> Exercise aim
Reproduce all of the data that follows, character for character.

> Input rows
<<<<

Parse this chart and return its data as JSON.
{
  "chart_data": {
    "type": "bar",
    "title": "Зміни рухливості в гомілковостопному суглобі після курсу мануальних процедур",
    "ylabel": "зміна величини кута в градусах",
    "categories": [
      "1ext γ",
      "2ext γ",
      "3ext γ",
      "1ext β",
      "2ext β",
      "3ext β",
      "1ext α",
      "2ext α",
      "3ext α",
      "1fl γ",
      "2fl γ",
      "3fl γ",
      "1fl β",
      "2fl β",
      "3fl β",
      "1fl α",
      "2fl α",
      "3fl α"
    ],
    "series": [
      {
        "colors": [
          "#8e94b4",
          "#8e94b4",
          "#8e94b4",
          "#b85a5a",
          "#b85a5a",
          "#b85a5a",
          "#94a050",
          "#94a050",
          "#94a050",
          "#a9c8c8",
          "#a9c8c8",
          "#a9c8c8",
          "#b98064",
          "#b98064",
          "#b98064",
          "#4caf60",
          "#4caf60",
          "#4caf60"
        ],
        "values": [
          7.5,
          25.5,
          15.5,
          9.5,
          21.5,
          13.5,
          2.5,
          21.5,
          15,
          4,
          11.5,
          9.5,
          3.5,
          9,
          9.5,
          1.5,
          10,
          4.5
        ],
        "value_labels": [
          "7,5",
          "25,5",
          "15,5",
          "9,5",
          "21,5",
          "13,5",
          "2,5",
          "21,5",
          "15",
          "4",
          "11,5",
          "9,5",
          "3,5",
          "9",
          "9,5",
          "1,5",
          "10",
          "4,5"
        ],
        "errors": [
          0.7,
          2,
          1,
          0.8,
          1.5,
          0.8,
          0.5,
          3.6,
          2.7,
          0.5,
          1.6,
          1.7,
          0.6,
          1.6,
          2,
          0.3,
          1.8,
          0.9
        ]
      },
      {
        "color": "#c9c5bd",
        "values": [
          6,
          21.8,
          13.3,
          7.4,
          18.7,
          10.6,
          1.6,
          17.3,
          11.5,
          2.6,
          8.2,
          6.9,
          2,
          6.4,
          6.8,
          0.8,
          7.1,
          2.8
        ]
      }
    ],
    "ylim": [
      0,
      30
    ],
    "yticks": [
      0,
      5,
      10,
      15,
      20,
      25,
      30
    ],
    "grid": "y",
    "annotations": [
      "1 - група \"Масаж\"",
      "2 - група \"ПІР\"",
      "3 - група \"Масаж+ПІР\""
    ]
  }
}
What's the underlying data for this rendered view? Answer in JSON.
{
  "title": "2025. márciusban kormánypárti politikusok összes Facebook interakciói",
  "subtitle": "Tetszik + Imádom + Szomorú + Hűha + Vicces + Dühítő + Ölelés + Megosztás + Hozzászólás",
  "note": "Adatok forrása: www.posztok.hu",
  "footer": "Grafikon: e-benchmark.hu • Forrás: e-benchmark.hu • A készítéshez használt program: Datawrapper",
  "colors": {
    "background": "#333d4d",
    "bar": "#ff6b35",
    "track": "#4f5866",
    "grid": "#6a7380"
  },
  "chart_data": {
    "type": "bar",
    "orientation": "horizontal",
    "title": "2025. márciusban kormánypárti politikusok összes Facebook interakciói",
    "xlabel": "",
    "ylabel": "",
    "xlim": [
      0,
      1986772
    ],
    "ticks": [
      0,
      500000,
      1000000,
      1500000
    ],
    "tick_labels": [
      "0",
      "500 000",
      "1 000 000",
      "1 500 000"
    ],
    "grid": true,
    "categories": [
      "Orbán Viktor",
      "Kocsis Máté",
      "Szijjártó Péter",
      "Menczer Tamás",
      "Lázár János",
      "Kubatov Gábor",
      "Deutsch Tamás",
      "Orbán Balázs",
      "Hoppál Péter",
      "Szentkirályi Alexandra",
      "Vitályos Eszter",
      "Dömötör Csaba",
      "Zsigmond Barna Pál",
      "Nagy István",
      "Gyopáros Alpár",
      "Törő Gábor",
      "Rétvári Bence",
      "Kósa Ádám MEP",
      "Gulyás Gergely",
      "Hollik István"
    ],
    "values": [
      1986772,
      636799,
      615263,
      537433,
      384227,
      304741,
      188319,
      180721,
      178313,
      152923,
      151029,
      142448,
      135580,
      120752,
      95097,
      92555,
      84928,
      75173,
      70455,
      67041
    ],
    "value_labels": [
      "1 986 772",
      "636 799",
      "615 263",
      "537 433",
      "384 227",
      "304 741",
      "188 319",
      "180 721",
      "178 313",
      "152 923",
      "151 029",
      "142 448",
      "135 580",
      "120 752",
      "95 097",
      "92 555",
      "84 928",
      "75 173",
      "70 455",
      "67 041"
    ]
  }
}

>>>>

> Task output
Parse this chart and return its data as JSON.
{
  "chart_data": {
    "type": "bar",
    "title": "Зміни рухливості в гомілковостопному суглобі після курсу мануальних процедур",
    "ylabel": "зміна величини кута в градусах",
    "categories": [
      "1ext γ",
      "2ext γ",
      "3ext γ",
      "1ext β",
      "2ext β",
      "3ext β",
      "1ext α",
      "2ext α",
      "3ext α",
      "1fl γ",
      "2fl γ",
      "3fl γ",
      "1fl β",
      "2fl β",
      "3fl β",
      "1fl α",
      "2fl α",
      "3fl α"
    ],
    "series": [
      {
        "colors": [
          "#8e94b4",
          "#8e94b4",
          "#8e94b4",
          "#b85a5a",
          "#b85a5a",
          "#b85a5a",
          "#94a050",
          "#94a050",
          "#94a050",
          "#a9c8c8",
          "#a9c8c8",
          "#a9c8c8",
          "#b98064",
          "#b98064",
          "#b98064",
          "#4caf60",
          "#4caf60",
          "#4caf60"
        ],
        "values": [
          7.5,
          25.5,
          15.5,
          9.5,
          21.5,
          13.5,
          2.5,
          21.5,
          15,
          4,
          11.5,
          9.5,
          3.5,
          9,
          9.5,
          1.5,
          10,
          4.5
        ],
        "value_labels": [
          "7,5",
          "25,5",
          "15,5",
          "9,5",
          "21,5",
          "13,5",
          "2,5",
          "21,5",
          "15",
          "4",
          "11,5",
          "9,5",
          "3,5",
          "9",
          "9,5",
          "1,5",
          "10",
          "4,5"
        ],
        "errors": [
          0.7,
          2,
          1,
          0.8,
          1.5,
          0.8,
          0.5,
          3.6,
          2.7,
          0.5,
          1.6,
          1.7,
          0.6,
          1.6,
          2,
          0.3,
          1.8,
          0.9
        ]
      },
      {
        "color": "#c9c5bd",
        "values": [
          6,
          21.8,
          13.3,
          7.4,
          18.7,
          10.6,
          1.6,
          17.3,
          11.5,
          2.6,
          8.2,
          6.9,
          2,
          6.4,
          6.8,
          0.8,
          7.1,
          2.8
        ]
      }
    ],
    "ylim": [
      0,
      30
    ],
    "yticks": [
      0,
      5,
      10,
      15,
      20,
      25,
      30
    ],
    "grid": "y",
    "annotations": [
      "1 - група \"Масаж\"",
      "2 - група \"ПІР\"",
      "3 - група \"Масаж+ПІР\""
    ]
  }
}
What's the underlying data for this rendered view? Answer in JSON.
{
  "title": "2025. márciusban kormánypárti politikusok összes Facebook interakciói",
  "subtitle": "Tetszik + Imádom + Szomorú + Hűha + Vicces + Dühítő + Ölelés + Megosztás + Hozzászólás",
  "note": "Adatok forrása: www.posztok.hu",
  "footer": "Grafikon: e-benchmark.hu • Forrás: e-benchmark.hu • A készítéshez használt program: Datawrapper",
  "colors": {
    "background": "#333d4d",
    "bar": "#ff6b35",
    "track": "#4f5866",
    "grid": "#6a7380"
  },
  "chart_data": {
    "type": "bar",
    "orientation": "horizontal",
    "title": "2025. márciusban kormánypárti politikusok összes Facebook interakciói",
    "xlabel": "",
    "ylabel": "",
    "xlim": [
      0,
      1986772
    ],
    "ticks": [
      0,
      500000,
      1000000,
      1500000
    ],
    "tick_labels": [
      "0",
      "500 000",
      "1 000 000",
      "1 500 000"
    ],
    "grid": true,
    "categories": [
      "Orbán Viktor",
      "Kocsis Máté",
      "Szijjártó Péter",
      "Menczer Tamás",
      "Lázár János",
      "Kubatov Gábor",
      "Deutsch Tamás",
      "Orbán Balázs",
      "Hoppál Péter",
      "Szentkirályi Alexandra",
      "Vitályos Eszter",
      "Dömötör Csaba",
      "Zsigmond Barna Pál",
      "Nagy István",
      "Gyopáros Alpár",
      "Törő Gábor",
      "Rétvári Bence",
      "Kósa Ádám MEP",
      "Gulyás Gergely",
      "Hollik István"
    ],
    "values": [
      1986772,
      636799,
      615263,
      537433,
      384227,
      304741,
      188319,
      180721,
      178313,
      152923,
      151029,
      142448,
      135580,
      120752,
      95097,
      92555,
      84928,
      75173,
      70455,
      67041
    ],
    "value_labels": [
      "1 986 772",
      "636 799",
      "615 263",
      "537 433",
      "384 227",
      "304 741",
      "188 319",
      "180 721",
      "178 313",
      "152 923",
      "151 029",
      "142 448",
      "135 580",
      "120 752",
      "95 097",
      "92 555",
      "84 928",
      "75 173",
      "70 455",
      "67 041"
    ]
  }
}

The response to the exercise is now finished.